-- START SOURCE DATA --
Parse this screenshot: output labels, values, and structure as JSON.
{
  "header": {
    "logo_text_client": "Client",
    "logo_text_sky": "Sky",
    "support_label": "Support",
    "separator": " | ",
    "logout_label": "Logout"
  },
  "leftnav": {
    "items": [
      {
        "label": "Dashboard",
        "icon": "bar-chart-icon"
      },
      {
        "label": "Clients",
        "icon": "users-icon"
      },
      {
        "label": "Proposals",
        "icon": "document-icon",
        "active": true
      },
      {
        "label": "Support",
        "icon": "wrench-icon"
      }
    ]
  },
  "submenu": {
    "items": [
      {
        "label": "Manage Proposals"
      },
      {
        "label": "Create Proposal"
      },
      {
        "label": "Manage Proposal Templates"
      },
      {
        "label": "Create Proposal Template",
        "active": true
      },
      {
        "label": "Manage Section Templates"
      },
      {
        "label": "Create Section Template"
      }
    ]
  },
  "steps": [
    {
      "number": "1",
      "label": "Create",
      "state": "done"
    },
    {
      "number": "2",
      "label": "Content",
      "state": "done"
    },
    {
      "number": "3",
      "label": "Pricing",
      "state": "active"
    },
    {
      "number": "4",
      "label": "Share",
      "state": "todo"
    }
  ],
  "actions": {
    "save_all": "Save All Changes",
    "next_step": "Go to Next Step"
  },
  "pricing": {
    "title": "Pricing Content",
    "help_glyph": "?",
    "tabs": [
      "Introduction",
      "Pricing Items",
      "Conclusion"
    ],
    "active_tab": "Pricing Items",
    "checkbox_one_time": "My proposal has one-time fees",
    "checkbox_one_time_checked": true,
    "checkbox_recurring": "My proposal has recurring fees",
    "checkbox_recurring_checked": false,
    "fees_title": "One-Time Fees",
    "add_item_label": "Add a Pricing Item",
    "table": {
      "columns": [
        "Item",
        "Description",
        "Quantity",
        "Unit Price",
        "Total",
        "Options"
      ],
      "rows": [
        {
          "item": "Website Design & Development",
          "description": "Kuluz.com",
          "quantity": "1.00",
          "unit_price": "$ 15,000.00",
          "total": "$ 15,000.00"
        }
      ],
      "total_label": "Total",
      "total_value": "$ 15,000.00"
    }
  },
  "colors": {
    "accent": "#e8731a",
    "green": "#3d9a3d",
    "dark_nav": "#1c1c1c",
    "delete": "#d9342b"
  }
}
-- END SOURCE DATA --
[WHAT YOU HAVE TO DO]:
The full set of records should be duplicated exactly.

[FINISHED EXERCISE]:
Parse this screenshot: output labels, values, and structure as JSON.
{
  "header": {
    "logo_text_client": "Client",
    "logo_text_sky": "Sky",
    "support_label": "Support",
    "separator": " | ",
    "logout_label": "Logout"
  },
  "leftnav": {
    "items": [
      {
        "label": "Dashboard",
        "icon": "bar-chart-icon"
      },
      {
        "label": "Clients",
        "icon": "users-icon"
      },
      {
        "label": "Proposals",
        "icon": "document-icon",
        "active": true
      },
      {
        "label": "Support",
        "icon": "wrench-icon"
      }
    ]
  },
  "submenu": {
    "items": [
      {
        "label": "Manage Proposals"
      },
      {
        "label": "Create Proposal"
      },
      {
        "label": "Manage Proposal Templates"
      },
      {
        "label": "Create Proposal Template",
        "active": true
      },
      {
        "label": "Manage Section Templates"
      },
      {
        "label": "Create Section Template"
      }
    ]
  },
  "steps": [
    {
      "number": "1",
      "label": "Create",
      "state": "done"
    },
    {
      "number": "2",
      "label": "Content",
      "state": "done"
    },
    {
      "number": "3",
      "label": "Pricing",
      "state": "active"
    },
    {
      "number": "4",
      "label": "Share",
      "state": "todo"
    }
  ],
  "actions": {
    "save_all": "Save All Changes",
    "next_step": "Go to Next Step"
  },
  "pricing": {
    "title": "Pricing Content",
    "help_glyph": "?",
    "tabs": [
      "Introduction",
      "Pricing Items",
      "Conclusion"
    ],
    "active_tab": "Pricing Items",
    "checkbox_one_time": "My proposal has one-time fees",
    "checkbox_one_time_checked": true,
    "checkbox_recurring": "My proposal has recurring fees",
    "checkbox_recurring_checked": false,
    "fees_title": "One-Time Fees",
    "add_item_label": "Add a Pricing Item",
    "table": {
      "columns": [
        "Item",
        "Description",
        "Quantity",
        "Unit Price",
        "Total",
        "Options"
      ],
      "rows": [
        {
          "item": "Website Design & Development",
          "description": "Kuluz.com",
          "quantity": "1.00",
          "unit_price": "$ 15,000.00",
          "total": "$ 15,000.00"
        }
      ],
      "total_label": "Total",
      "total_value": "$ 15,000.00"
    }
  },
  "colors": {
    "accent": "#e8731a",
    "green": "#3d9a3d",
    "dark_nav": "#1c1c1c",
    "delete": "#d9342b"
  }
}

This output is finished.